-- BEGIN RECORDS FOR THE EXERCISE --

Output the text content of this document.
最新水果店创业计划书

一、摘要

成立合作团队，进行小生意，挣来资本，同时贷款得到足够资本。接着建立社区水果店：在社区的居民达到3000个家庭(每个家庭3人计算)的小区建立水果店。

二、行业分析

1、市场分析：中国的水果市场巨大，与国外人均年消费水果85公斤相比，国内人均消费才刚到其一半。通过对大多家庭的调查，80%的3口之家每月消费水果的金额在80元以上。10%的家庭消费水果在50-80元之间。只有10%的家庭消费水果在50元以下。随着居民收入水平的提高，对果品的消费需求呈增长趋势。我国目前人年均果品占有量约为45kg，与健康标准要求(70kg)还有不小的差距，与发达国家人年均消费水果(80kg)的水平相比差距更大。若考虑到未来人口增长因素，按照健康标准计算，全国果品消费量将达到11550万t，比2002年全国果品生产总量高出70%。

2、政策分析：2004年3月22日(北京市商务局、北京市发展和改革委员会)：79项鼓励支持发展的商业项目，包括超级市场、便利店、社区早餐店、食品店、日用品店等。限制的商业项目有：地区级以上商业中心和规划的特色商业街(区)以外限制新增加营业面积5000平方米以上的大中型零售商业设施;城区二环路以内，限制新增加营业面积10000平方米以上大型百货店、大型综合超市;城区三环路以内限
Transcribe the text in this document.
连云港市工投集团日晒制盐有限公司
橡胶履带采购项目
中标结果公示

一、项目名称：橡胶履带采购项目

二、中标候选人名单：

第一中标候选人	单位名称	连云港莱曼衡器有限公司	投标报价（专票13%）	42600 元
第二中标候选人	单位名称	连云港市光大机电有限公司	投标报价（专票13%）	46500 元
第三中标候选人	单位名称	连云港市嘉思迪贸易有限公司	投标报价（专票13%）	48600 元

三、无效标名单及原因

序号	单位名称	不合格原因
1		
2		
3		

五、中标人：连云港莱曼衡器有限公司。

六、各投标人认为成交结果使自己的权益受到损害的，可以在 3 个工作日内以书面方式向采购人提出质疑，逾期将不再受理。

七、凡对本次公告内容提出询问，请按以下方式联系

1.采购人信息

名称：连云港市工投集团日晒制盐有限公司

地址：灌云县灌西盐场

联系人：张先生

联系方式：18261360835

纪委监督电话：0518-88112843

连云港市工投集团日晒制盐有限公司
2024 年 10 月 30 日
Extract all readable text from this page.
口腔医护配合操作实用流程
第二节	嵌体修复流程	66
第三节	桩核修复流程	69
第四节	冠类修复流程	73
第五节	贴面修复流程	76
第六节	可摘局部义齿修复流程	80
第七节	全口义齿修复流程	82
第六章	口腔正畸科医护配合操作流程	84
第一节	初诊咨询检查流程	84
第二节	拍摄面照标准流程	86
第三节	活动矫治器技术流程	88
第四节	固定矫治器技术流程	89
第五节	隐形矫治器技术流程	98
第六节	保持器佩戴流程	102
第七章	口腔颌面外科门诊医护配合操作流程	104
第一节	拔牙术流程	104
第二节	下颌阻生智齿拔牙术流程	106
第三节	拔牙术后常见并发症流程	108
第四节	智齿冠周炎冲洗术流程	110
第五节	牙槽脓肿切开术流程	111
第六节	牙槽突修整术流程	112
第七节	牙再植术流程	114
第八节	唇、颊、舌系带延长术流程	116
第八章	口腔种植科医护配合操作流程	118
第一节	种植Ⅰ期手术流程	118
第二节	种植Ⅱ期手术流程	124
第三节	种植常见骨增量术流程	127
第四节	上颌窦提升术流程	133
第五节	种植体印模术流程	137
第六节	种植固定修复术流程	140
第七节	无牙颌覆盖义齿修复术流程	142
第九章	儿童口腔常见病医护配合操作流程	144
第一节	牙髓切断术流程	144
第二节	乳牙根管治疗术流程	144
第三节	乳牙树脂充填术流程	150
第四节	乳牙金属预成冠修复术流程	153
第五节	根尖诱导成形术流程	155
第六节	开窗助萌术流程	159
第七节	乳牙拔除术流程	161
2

-- END RECORDS FOR THE EXERCISE --

→ **WHAT YOU NEED TO DO**:
Your task is to write out the lines from the one with "Extract all readable text from this page." through the end of the records, exactly and with nothing added.

→ **OUTPUT FOR THIS EXERCISE**:
Extract all readable text from this page.
口腔医护配合操作实用流程
第二节	嵌体修复流程	66
第三节	桩核修复流程	69
第四节	冠类修复流程	73
第五节	贴面修复流程	76
第六节	可摘局部义齿修复流程	80
第七节	全口义齿修复流程	82
第六章	口腔正畸科医护配合操作流程	84
第一节	初诊咨询检查流程	84
第二节	拍摄面照标准流程	86
第三节	活动矫治器技术流程	88
第四节	固定矫治器技术流程	89
第五节	隐形矫治器技术流程	98
第六节	保持器佩戴流程	102
第七章	口腔颌面外科门诊医护配合操作流程	104
第一节	拔牙术流程	104
第二节	下颌阻生智齿拔牙术流程	106
第三节	拔牙术后常见并发症流程	108
第四节	智齿冠周炎冲洗术流程	110
第五节	牙槽脓肿切开术流程	111
第六节	牙槽突修整术流程	112
第七节	牙再植术流程	114
第八节	唇、颊、舌系带延长术流程	116
第八章	口腔种植科医护配合操作流程	118
第一节	种植Ⅰ期手术流程	118
第二节	种植Ⅱ期手术流程	124
第三节	种植常见骨增量术流程	127
第四节	上颌窦提升术流程	133
第五节	种植体印模术流程	137
第六节	种植固定修复术流程	140
第七节	无牙颌覆盖义齿修复术流程	142
第九章	儿童口腔常见病医护配合操作流程	144
第一节	牙髓切断术流程	144
第二节	乳牙根管治疗术流程	144
第三节	乳牙树脂充填术流程	150
第四节	乳牙金属预成冠修复术流程	153
第五节	根尖诱导成形术流程	155
第六节	开窗助萌术流程	159
第七节	乳牙拔除术流程	161
2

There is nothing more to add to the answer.